_GIVEN RECORDS_
☆ ☆ ☆ ☆ ☆
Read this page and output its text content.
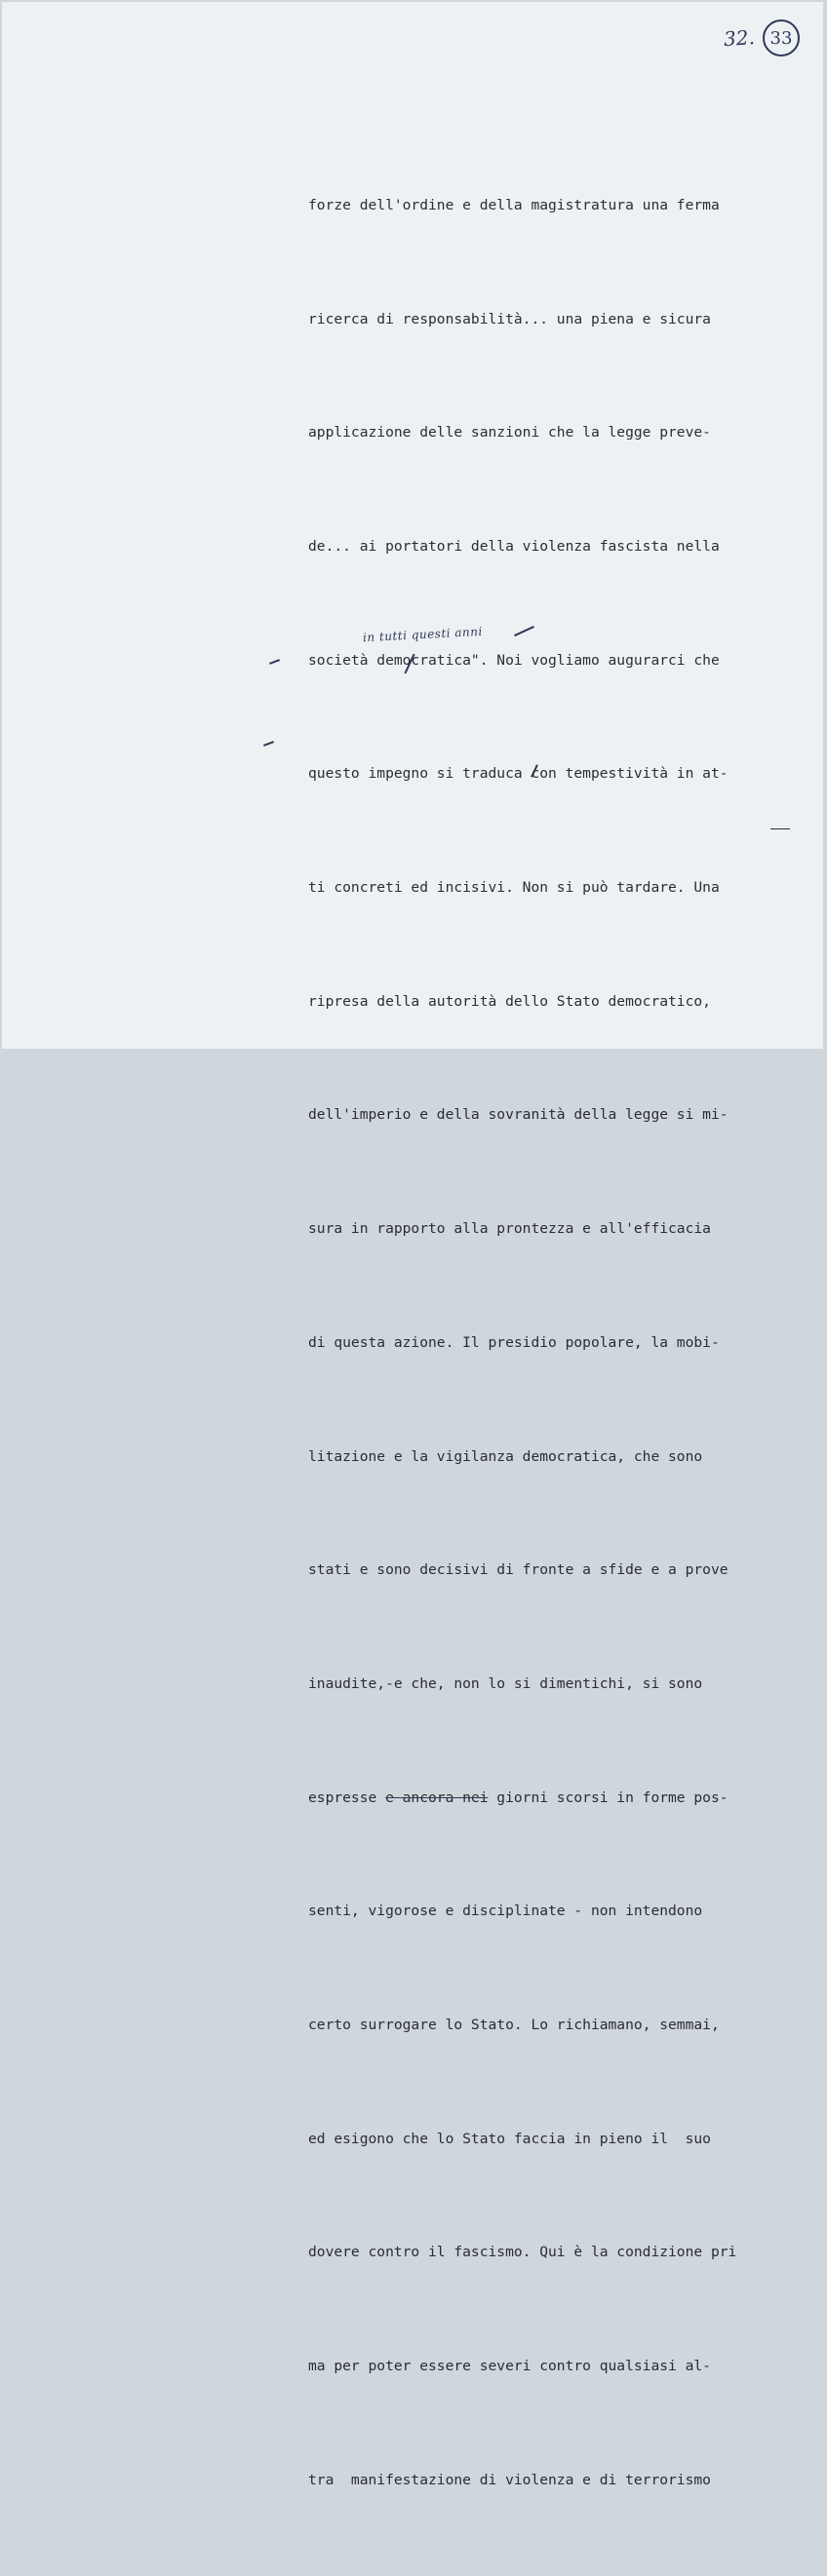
32. 33
in tutti questi anni

forze dell'ordine e della magistratura una ferma

ricerca di responsabilità... una piena e sicura

applicazione delle sanzioni che la legge preve-

de... ai portatori della violenza fascista nella

società democratica". Noi vogliamo augurarci che

questo impegno si traduca con tempestività in at-

ti concreti ed incisivi. Non si può tardare. Una

ripresa della autorità dello Stato democratico,

dell'imperio e della sovranità della legge si mi-

sura in rapporto alla prontezza e all'efficacia

di questa azione. Il presidio popolare, la mobi-

litazione e la vigilanza democratica, che sono

stati e sono decisivi di fronte a sfide e a prove

inaudite,-e che, non lo si dimentichi, si sono

espresse e ancora nei giorni scorsi in forme pos-

senti, vigorose e disciplinate - non intendono

certo surrogare lo Stato. Lo richiamano, semmai,

ed esigono che lo Stato faccia in pieno il  suo

dovere contro il fascismo. Qui è la condizione pri

ma per poter essere severi contro qualsiasi al-

tra  manifestazione di violenza e di terrorismo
☆ ☆ ☆ ☆ ☆
_WHAT YOU HAVE TO DO_
Without including any picture, retype the entries exactly.

_OUTPUT OF THE EXERCISE_
Read this page and output its text content.
32. 33
in tutti questi anni

forze dell'ordine e della magistratura una ferma

ricerca di responsabilità... una piena e sicura

applicazione delle sanzioni che la legge preve-

de... ai portatori della violenza fascista nella

società democratica". Noi vogliamo augurarci che

questo impegno si traduca con tempestività in at-

ti concreti ed incisivi. Non si può tardare. Una

ripresa della autorità dello Stato democratico,

dell'imperio e della sovranità della legge si mi-

sura in rapporto alla prontezza e all'efficacia

di questa azione. Il presidio popolare, la mobi-

litazione e la vigilanza democratica, che sono

stati e sono decisivi di fronte a sfide e a prove

inaudite,-e che, non lo si dimentichi, si sono

espresse e ancora nei giorni scorsi in forme pos-

senti, vigorose e disciplinate - non intendono

certo surrogare lo Stato. Lo richiamano, semmai,

ed esigono che lo Stato faccia in pieno il  suo

dovere contro il fascismo. Qui è la condizione pri

ma per poter essere severi contro qualsiasi al-

tra  manifestazione di violenza e di terrorismo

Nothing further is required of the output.